### TESTO DI LETTURA:
-------------------------

Tioman, Malesia, l’Eden perduto di 35 anni fa

By Giuseppe

1 dicembre 2015

Siamo in Malesia per un servizio sull’olio di palma. Una dozzina di giornalisti, ospiti di MPOB, l’agenzia del Governo  malese che si occupa della promozione e delle attività legate al Palma. Da Kuala Lumpur, ho chiamato Bruno a Nizza.
Bruno Breschi è un giornalista, veterano di lungo corso, appassionato di viaggi ha girato il mondo. Ora da Milano si è ritirato aNizza, in Costa Azzurra, da dove racconta agli amici di newsfood.com cosa succede in quell’angolo di Francia, dal clima mite e decisamente molto più vivibile che da noi.
Sapendo dei suoi molteplici viaggi avventurosi, gli ho chiesto di raccontarmi qualcosa della Malesia. Dai suoi diari di viaggio è scaturito questo racconto.
Giuseppe Danielli

Tioman - MalesiaTioman, agosto 1980, l’Eden di 35 anni fa by Bruno Breschi
Sono passati 35 anni: una vita, quando con pochi avventurosi, andai alla scoperta di quella che era la più bella isola dell’Arcipelago Malese, nel Mar Meridionale della Cina. Dopo aver percorso in lungo e in largo la Penisola Malacca ci apprestammo, come i “corsari” di Salgari, con una semplice barca mossa da un rumoroso motore diesel, che ogni tanto tossendo più forte del solito si fermava per riprendere….fiato, a compiere la rocambolesca traversata.
C’imbarcammo, s’era in agosto, quando il sole stava gia scomparendo all’orizzone. Prima di partire avevamo chiesto notizie, a destra e a manca, dell’isola. Nessuno fu in grado di darci delle risposte precise. Il capo della “brigata” però non si dette per vinto e noi con lui, anzi lei, perché era una donna (faceva capo ad un’associazione specializzata in viaggi avventurosi e di scoperta) ci portò in un porticciolo e noi dietro, con bagagli e quant’altro ci sembrò necessario per un viaggio tanto eccezionale di oltre 20 giorni, per salire su un fuscello che non sapevamo come facesse a stare a galla.
Intanto il cielo si faceva sempre più scuro. Di tanto in tanto vedevamo qualche isola e tutti pensavamo che fosse quella verso la quale eravamo diretti. Il barcaiolo, un esperto malese che parlava solo la sua lingua, ci guardava e forse tra se pensava “ma chi me li ha mandati”, rimaneva indifferente ai nostri richiami e desolazioni. Fortunatamente il mare, che al buio sembrava d’inchiostro, era calmo e questo bastò per tranquillizzarci durante le tante ore della traversata. Di tanto in tanto da qualcuna delle isole che superavamo, vedevamo delle piccole, appena visibili, luci: come a dirci che erano deserte o quasi. Pian piano ci prese la calma e dalla, non dico disperazione ma rassegnazione, passammo al silenzio o quasi guardandoci, se così possiamo dire, negli occhi per dirci:-”ma chi ce lo ha fatto fare”.

-------------------------

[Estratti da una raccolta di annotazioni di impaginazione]
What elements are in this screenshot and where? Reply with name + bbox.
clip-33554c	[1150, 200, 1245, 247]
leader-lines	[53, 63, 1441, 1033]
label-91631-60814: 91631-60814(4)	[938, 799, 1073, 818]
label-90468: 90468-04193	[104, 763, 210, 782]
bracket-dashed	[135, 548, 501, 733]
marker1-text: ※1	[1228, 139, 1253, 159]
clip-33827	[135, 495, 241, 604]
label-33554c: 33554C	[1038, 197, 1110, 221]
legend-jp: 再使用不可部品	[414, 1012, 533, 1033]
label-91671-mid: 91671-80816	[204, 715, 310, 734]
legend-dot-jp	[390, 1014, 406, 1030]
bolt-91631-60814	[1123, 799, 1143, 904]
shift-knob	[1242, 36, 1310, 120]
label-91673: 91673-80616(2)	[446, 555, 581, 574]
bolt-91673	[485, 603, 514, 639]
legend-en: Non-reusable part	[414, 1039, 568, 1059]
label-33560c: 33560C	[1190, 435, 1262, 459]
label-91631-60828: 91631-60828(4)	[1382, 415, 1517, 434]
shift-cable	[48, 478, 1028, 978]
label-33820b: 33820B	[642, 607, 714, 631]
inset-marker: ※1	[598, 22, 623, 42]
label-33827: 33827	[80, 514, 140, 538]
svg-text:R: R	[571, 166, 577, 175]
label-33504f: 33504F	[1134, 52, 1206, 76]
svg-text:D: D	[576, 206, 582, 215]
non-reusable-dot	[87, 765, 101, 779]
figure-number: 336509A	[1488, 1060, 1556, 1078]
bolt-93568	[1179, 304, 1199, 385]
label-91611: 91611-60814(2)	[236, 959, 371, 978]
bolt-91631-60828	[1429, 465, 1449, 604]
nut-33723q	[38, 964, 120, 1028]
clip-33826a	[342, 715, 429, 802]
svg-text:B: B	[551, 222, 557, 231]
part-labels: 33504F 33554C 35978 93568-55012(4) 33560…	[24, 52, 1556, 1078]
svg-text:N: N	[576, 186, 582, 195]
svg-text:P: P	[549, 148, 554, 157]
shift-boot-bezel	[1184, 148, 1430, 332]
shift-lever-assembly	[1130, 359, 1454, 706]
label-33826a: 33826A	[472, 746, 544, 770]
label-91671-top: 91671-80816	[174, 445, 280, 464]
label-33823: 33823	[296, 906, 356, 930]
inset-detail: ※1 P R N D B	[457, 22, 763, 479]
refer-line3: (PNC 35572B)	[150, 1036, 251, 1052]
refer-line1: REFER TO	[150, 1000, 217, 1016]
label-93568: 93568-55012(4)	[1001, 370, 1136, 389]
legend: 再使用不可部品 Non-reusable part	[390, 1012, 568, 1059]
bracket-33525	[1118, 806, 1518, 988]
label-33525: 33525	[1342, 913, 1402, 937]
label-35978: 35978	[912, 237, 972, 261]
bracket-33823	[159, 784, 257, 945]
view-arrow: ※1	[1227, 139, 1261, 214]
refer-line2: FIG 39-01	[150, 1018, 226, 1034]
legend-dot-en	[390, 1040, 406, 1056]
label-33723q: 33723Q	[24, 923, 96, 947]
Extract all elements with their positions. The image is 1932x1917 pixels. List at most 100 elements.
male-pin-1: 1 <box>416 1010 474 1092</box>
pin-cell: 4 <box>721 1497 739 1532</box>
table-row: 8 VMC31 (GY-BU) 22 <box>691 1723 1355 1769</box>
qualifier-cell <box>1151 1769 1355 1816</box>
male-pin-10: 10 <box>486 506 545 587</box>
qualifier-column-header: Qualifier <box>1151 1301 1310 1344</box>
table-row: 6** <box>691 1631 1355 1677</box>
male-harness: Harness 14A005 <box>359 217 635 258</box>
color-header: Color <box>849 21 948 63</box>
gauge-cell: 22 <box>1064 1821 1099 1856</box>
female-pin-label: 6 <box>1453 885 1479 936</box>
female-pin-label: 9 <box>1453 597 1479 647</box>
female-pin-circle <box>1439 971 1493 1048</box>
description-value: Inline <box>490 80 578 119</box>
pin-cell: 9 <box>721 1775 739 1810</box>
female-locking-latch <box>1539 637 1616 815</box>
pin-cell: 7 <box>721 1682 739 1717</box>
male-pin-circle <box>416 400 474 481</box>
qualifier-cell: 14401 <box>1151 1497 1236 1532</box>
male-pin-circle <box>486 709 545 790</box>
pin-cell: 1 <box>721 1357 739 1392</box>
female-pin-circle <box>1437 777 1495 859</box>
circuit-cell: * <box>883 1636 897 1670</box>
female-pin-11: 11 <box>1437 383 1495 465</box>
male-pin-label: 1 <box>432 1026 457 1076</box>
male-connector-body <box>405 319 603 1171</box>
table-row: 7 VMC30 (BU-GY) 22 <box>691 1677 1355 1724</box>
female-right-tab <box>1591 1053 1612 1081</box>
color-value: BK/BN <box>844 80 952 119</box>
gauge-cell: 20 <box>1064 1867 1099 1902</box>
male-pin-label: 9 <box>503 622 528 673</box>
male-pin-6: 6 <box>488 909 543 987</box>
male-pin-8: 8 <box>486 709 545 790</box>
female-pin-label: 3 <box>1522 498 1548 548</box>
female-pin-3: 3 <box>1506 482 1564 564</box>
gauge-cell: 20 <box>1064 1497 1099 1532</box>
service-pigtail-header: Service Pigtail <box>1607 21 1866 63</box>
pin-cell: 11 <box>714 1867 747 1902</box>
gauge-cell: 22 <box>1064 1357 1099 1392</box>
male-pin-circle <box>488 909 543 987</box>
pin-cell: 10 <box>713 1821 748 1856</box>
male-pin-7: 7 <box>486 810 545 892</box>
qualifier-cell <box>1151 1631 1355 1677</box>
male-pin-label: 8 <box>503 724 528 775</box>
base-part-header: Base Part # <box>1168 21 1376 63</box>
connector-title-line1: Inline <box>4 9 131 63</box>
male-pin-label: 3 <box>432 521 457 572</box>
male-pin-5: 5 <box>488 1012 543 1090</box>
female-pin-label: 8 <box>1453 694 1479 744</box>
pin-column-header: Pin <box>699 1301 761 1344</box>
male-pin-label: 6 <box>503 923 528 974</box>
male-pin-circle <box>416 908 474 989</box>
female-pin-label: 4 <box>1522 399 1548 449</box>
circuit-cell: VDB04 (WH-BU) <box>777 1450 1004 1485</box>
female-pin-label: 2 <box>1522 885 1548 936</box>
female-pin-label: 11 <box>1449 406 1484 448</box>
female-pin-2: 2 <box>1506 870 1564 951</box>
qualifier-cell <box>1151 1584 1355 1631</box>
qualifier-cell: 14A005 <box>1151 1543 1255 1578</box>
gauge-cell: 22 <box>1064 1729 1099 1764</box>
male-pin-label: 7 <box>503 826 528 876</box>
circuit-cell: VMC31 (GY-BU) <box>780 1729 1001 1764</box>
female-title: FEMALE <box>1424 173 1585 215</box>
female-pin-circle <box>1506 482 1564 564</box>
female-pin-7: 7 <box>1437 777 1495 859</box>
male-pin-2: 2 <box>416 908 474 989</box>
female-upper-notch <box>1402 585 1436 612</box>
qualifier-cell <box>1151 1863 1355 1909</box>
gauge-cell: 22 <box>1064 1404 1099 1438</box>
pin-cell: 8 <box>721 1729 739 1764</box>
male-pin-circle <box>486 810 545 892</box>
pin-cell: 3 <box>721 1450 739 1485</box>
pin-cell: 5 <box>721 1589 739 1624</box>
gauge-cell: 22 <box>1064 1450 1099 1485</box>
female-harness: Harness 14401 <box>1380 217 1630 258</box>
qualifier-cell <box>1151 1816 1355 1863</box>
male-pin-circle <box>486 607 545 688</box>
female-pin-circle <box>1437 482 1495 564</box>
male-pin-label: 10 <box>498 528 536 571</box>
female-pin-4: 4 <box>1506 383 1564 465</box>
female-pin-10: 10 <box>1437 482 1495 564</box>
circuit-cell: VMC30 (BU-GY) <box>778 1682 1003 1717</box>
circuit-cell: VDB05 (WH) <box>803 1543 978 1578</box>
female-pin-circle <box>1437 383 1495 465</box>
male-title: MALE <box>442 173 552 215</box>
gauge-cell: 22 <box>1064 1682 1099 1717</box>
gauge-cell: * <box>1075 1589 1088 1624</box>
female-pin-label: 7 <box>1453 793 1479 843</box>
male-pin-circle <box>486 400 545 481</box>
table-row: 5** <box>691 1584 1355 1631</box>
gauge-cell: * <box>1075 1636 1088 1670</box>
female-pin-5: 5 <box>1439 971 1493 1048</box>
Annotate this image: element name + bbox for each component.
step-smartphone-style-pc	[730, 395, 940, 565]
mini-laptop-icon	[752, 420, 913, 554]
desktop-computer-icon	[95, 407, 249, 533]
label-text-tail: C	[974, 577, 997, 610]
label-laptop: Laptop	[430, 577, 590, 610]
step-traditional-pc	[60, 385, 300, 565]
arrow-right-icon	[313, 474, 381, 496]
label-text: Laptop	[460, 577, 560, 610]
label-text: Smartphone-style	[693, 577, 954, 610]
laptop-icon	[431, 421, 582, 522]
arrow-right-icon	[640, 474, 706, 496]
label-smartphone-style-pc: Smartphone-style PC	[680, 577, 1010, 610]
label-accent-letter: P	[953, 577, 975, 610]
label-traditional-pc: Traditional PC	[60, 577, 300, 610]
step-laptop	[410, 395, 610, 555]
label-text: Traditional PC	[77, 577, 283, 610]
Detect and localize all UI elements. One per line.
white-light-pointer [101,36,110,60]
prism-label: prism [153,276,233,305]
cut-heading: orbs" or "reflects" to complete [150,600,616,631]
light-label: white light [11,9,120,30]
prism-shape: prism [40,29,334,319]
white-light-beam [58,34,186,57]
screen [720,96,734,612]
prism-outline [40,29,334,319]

-------------------------

### ISTRUZIONI DI LAVORO:
**1)** Secondo il racconto del viaggio a Tioman, chi era a capo della brigata?
**2)** Stabilisci se ciascuna affermazione concorda con il racconto del viaggio a Tioman: (a) il barcaiolo parlava soltanto la propria lingua; (b) durante la traversata il mare era agitato; (c) prima della partenza il gruppo ricevette notizie precise sull'isola.
**3)** Prosegui il racconto del viaggio a Tioman a partire dall'ultima frase riportata.

### ESERCIZI SVOLTI:
**1)** Era una donna che faceva capo a un'associazione specializzata in viaggi avventurosi e di scoperta.

**2)**
(a) Sì: "un esperto malese che parlava solo la sua lingua".
(b) No: "Fortunatamente il mare, che al buio sembrava d’inchiostro, era calmo".
(c) No: "Nessuno fu in grado di darci delle risposte precise."

**3)**
Finalmente Tioman ci apparve quasi all’improvviso. Hurrà s’era arrivati. Dalla spiaggia un piccolo gruppo fra uomini e donne, con dietro delle sfocate lampade, sbracciando e urlando ci stava dando il benvenuto. Guardammo dove era il pontile d’attracco: non esisteva e allora i più avventurosi si tuffarono in acqua e aggrappandosi alla barca ci portarono il più possibile vicino alla riva. Cominciò il trasbordo delle valige e successivamente quello degli avventurosi viaggiatori.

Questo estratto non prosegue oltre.